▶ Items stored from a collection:
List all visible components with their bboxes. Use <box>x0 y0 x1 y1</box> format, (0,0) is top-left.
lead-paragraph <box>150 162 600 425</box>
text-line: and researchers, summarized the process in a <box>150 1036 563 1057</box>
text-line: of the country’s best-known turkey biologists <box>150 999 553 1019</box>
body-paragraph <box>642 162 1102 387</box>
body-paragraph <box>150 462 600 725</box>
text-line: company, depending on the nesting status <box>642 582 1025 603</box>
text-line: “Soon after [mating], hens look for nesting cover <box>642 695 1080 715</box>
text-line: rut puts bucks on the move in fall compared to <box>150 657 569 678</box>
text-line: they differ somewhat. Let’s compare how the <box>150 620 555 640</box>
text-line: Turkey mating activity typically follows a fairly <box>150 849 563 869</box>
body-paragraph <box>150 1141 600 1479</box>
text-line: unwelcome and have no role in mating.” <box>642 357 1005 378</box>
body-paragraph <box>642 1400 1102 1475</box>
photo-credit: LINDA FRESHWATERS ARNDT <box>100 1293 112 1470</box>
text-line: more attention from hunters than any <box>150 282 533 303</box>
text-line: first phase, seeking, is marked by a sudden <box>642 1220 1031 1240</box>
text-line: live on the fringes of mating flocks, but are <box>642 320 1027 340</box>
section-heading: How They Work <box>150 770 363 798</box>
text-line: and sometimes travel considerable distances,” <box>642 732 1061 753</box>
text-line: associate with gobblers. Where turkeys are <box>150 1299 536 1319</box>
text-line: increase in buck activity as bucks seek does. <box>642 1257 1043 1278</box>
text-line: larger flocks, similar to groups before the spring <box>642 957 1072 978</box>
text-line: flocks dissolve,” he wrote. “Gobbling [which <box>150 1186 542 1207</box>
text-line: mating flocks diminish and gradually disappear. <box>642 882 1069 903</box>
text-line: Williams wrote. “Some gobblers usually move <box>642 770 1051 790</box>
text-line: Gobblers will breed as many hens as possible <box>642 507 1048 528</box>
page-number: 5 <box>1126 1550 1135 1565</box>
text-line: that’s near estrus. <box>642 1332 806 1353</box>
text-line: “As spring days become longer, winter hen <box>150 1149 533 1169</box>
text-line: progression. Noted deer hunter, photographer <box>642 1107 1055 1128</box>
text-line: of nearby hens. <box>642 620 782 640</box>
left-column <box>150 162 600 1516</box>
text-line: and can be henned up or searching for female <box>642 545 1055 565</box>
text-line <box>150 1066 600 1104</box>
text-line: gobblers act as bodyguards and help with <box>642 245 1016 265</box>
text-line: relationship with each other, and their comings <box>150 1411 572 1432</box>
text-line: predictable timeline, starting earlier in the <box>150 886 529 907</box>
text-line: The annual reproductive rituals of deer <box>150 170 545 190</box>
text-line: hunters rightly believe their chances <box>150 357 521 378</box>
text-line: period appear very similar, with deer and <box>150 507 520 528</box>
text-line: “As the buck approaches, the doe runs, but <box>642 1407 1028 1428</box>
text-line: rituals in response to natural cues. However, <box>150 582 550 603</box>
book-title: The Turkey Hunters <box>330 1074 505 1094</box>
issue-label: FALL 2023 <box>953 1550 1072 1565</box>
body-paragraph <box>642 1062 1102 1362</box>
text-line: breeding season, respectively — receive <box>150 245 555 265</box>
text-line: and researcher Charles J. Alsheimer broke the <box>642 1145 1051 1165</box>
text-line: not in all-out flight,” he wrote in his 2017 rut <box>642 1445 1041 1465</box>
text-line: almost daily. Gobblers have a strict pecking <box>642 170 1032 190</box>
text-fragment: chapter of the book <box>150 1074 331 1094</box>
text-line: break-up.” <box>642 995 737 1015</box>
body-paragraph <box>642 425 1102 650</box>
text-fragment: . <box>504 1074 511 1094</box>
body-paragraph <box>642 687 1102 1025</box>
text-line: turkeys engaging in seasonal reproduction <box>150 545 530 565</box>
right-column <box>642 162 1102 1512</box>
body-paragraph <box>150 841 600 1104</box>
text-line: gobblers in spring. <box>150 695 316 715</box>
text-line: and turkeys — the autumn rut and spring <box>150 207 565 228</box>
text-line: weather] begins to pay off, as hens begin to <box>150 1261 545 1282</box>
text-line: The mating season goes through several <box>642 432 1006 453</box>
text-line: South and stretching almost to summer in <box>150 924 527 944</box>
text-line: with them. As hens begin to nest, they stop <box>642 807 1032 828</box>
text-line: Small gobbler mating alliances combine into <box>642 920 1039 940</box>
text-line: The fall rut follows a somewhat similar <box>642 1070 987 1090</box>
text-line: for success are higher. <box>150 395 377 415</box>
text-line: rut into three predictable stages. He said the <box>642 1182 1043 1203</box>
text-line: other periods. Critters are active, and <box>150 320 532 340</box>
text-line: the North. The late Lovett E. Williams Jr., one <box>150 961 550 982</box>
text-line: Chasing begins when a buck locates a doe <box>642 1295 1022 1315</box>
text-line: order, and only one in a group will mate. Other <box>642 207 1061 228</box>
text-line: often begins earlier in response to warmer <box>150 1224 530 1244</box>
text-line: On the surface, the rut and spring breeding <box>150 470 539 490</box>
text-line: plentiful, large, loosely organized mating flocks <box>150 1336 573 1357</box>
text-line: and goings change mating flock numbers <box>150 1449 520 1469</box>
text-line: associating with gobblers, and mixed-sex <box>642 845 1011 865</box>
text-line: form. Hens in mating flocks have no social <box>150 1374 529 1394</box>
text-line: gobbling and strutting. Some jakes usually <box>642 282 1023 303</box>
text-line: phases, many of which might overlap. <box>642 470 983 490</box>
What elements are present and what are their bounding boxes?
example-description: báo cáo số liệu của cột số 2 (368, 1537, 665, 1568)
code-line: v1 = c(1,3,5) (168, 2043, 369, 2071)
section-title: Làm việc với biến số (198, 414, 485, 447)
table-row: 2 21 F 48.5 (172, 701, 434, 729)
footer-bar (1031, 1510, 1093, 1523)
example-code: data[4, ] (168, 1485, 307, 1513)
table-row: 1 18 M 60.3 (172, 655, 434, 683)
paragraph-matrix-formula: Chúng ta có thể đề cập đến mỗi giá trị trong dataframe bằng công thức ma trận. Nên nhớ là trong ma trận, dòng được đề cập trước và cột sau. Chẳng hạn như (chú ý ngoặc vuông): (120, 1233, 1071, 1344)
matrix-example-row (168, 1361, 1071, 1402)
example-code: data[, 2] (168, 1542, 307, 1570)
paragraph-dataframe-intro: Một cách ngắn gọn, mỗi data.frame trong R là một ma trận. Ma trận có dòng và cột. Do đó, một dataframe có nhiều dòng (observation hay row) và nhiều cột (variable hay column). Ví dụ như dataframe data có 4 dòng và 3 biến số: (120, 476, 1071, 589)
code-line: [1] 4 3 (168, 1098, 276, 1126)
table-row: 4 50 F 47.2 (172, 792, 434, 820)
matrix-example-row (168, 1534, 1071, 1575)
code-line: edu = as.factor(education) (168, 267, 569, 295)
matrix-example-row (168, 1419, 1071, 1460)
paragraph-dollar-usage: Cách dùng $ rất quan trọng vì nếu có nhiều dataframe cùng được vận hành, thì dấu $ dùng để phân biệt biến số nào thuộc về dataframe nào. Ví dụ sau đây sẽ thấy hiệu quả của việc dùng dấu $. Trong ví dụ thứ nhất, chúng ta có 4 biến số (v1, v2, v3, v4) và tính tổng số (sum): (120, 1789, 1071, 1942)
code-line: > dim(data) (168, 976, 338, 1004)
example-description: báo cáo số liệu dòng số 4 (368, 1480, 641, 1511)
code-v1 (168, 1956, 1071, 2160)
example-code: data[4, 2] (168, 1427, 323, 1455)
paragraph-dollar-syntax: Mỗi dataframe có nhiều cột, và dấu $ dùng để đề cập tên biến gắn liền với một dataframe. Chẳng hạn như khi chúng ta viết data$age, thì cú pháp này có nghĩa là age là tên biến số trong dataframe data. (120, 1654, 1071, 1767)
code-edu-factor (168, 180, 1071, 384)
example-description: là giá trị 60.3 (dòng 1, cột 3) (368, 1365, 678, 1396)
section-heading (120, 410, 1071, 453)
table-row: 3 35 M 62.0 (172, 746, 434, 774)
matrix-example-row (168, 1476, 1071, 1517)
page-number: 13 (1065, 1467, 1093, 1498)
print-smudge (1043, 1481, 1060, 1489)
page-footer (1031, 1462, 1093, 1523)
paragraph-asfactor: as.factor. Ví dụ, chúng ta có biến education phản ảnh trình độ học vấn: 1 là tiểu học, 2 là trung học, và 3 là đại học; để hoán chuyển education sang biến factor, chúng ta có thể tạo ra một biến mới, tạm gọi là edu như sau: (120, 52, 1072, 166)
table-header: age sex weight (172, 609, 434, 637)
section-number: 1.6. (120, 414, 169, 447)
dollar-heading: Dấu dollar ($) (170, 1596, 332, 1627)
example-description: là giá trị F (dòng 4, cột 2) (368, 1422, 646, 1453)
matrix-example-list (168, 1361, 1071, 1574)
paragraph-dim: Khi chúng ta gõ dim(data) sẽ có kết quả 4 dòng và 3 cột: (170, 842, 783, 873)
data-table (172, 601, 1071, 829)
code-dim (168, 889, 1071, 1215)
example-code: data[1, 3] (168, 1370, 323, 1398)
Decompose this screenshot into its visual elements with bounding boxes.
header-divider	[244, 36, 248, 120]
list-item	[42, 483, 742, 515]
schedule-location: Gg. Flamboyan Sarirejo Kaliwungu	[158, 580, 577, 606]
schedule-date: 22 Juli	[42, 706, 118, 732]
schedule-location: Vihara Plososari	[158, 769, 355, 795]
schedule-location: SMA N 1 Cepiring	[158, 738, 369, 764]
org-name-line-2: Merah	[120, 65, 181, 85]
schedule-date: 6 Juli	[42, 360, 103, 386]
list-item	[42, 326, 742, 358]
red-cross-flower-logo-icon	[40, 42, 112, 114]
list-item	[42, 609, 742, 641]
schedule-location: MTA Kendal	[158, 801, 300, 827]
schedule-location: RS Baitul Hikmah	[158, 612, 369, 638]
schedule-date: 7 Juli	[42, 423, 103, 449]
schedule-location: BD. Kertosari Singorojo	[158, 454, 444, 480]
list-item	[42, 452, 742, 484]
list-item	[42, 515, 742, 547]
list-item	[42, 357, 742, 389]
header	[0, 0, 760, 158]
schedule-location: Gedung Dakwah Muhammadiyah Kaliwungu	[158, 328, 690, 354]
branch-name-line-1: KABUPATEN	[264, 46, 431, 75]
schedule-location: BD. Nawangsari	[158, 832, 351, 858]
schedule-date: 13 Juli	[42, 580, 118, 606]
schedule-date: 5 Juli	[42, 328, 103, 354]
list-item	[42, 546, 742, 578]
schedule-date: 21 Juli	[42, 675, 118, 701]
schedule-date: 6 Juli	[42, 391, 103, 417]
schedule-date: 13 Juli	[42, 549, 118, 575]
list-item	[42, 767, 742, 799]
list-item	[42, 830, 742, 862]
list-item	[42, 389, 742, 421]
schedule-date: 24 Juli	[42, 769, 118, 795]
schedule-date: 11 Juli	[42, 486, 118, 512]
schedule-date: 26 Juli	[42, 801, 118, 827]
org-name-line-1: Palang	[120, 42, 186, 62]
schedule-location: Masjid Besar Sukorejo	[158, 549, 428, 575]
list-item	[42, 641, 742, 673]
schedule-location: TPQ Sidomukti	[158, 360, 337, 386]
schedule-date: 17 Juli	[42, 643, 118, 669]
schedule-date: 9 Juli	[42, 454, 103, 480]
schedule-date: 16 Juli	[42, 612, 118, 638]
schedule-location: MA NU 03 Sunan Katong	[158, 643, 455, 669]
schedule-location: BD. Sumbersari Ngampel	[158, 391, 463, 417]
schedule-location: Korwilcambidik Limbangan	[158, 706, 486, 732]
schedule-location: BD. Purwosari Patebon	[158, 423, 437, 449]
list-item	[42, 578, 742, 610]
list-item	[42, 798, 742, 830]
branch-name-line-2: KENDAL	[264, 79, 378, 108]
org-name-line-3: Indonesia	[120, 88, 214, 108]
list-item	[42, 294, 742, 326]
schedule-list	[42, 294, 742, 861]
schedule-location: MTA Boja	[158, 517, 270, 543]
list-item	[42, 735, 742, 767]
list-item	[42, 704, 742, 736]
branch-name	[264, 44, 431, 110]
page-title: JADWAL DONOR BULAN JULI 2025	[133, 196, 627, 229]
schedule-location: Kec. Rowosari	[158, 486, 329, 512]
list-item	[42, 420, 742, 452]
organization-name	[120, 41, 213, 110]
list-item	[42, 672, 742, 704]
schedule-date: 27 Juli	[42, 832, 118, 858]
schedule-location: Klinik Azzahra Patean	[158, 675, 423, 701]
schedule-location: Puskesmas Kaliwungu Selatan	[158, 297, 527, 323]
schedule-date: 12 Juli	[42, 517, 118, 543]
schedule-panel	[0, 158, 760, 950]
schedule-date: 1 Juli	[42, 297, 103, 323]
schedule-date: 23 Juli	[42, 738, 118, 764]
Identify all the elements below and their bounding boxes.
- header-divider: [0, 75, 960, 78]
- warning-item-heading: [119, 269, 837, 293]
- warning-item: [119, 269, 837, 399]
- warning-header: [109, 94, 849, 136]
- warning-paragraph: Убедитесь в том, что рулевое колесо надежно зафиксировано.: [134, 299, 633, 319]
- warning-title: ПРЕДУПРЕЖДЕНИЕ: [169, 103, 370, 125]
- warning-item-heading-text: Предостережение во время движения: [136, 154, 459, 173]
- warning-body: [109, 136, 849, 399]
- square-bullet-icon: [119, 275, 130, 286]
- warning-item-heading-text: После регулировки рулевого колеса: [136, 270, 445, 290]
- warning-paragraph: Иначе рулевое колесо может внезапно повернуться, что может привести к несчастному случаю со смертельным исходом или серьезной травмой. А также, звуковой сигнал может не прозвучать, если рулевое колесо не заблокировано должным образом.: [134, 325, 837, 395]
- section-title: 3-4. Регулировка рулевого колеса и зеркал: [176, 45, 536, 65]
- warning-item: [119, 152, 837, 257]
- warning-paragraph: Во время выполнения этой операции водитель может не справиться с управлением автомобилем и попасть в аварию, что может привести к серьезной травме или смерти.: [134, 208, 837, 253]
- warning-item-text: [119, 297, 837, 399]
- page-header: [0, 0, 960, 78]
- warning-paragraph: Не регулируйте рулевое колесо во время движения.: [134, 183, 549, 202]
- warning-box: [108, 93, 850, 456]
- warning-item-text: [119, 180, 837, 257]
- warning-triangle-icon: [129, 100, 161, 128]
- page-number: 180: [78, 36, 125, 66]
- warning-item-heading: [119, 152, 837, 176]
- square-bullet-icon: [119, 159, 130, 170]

▶ Goal of the exercise:
Duplicate the material from its first line through the line containing "section-heading: How They", with both of those lines included.

▶ Task result:
List all visible components with their bboxes. Use <box>x0 y0 x1 y1</box> format, (0,0) is top-left.
lead-paragraph <box>150 162 600 425</box>
text-line: and researchers, summarized the process in a <box>150 1036 563 1057</box>
text-line: of the country’s best-known turkey biologists <box>150 999 553 1019</box>
body-paragraph <box>642 162 1102 387</box>
body-paragraph <box>150 462 600 725</box>
text-line: company, depending on the nesting status <box>642 582 1025 603</box>
text-line: “Soon after [mating], hens look for nesting cover <box>642 695 1080 715</box>
text-line: rut puts bucks on the move in fall compared to <box>150 657 569 678</box>
text-line: they differ somewhat. Let’s compare how the <box>150 620 555 640</box>
text-line: Turkey mating activity typically follows a fairly <box>150 849 563 869</box>
body-paragraph <box>150 1141 600 1479</box>
text-line: unwelcome and have no role in mating.” <box>642 357 1005 378</box>
body-paragraph <box>642 1400 1102 1475</box>
photo-credit: LINDA FRESHWATERS ARNDT <box>100 1293 112 1470</box>
text-line: more attention from hunters than any <box>150 282 533 303</box>
text-line: first phase, seeking, is marked by a sudden <box>642 1220 1031 1240</box>
text-line: live on the fringes of mating flocks, but are <box>642 320 1027 340</box>
section-heading: How They Work <box>150 770 363 798</box>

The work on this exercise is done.